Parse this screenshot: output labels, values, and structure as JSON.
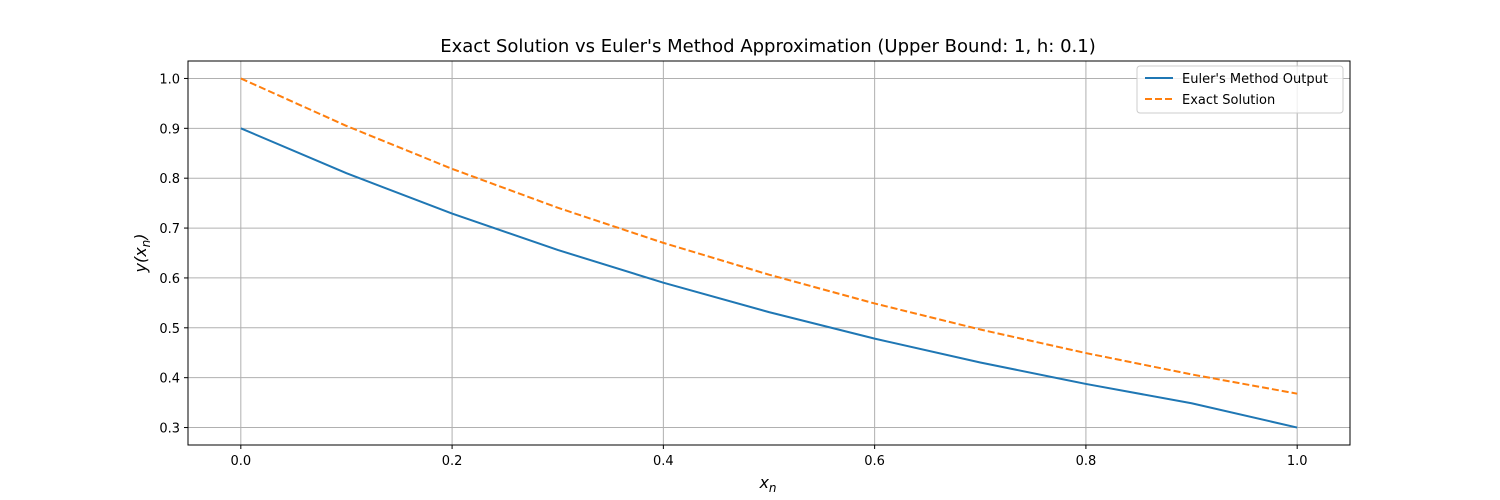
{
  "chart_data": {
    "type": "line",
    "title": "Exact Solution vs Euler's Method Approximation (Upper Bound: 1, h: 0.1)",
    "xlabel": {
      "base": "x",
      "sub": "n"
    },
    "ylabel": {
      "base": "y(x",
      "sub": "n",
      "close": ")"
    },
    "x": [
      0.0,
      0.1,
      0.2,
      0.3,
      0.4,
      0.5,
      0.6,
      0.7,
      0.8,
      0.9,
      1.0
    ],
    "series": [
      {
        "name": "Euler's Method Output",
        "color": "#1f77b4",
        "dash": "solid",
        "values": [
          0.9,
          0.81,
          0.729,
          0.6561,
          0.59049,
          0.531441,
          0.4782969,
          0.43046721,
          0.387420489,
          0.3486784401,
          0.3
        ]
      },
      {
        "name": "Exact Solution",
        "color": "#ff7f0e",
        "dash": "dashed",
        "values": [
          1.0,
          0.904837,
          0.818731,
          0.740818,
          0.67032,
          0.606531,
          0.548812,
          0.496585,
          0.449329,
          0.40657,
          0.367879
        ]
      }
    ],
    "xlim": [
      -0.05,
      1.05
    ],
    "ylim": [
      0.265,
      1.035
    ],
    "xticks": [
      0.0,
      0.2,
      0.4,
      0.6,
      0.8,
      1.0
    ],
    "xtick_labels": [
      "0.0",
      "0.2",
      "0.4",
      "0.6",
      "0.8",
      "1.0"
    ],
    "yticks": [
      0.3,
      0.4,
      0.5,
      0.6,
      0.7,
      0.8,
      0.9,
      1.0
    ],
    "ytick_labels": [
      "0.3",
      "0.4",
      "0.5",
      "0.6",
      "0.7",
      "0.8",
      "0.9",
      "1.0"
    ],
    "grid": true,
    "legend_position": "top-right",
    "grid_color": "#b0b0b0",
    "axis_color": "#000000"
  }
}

Goal of the exercise:
Repeat the records above exactly, omitting every picture.

Response to this task:
Parse this screenshot: output labels, values, and structure as JSON.
{
  "chart_data": {
    "type": "line",
    "title": "Exact Solution vs Euler's Method Approximation (Upper Bound: 1, h: 0.1)",
    "xlabel": {
      "base": "x",
      "sub": "n"
    },
    "ylabel": {
      "base": "y(x",
      "sub": "n",
      "close": ")"
    },
    "x": [
      0.0,
      0.1,
      0.2,
      0.3,
      0.4,
      0.5,
      0.6,
      0.7,
      0.8,
      0.9,
      1.0
    ],
    "series": [
      {
        "name": "Euler's Method Output",
        "color": "#1f77b4",
        "dash": "solid",
        "values": [
          0.9,
          0.81,
          0.729,
          0.6561,
          0.59049,
          0.531441,
          0.4782969,
          0.43046721,
          0.387420489,
          0.3486784401,
          0.3
        ]
      },
      {
        "name": "Exact Solution",
        "color": "#ff7f0e",
        "dash": "dashed",
        "values": [
          1.0,
          0.904837,
          0.818731,
          0.740818,
          0.67032,
          0.606531,
          0.548812,
          0.496585,
          0.449329,
          0.40657,
          0.367879
        ]
      }
    ],
    "xlim": [
      -0.05,
      1.05
    ],
    "ylim": [
      0.265,
      1.035
    ],
    "xticks": [
      0.0,
      0.2,
      0.4,
      0.6,
      0.8,
      1.0
    ],
    "xtick_labels": [
      "0.0",
      "0.2",
      "0.4",
      "0.6",
      "0.8",
      "1.0"
    ],
    "yticks": [
      0.3,
      0.4,
      0.5,
      0.6,
      0.7,
      0.8,
      0.9,
      1.0
    ],
    "ytick_labels": [
      "0.3",
      "0.4",
      "0.5",
      "0.6",
      "0.7",
      "0.8",
      "0.9",
      "1.0"
    ],
    "grid": true,
    "legend_position": "top-right",
    "grid_color": "#b0b0b0",
    "axis_color": "#000000"
  }
}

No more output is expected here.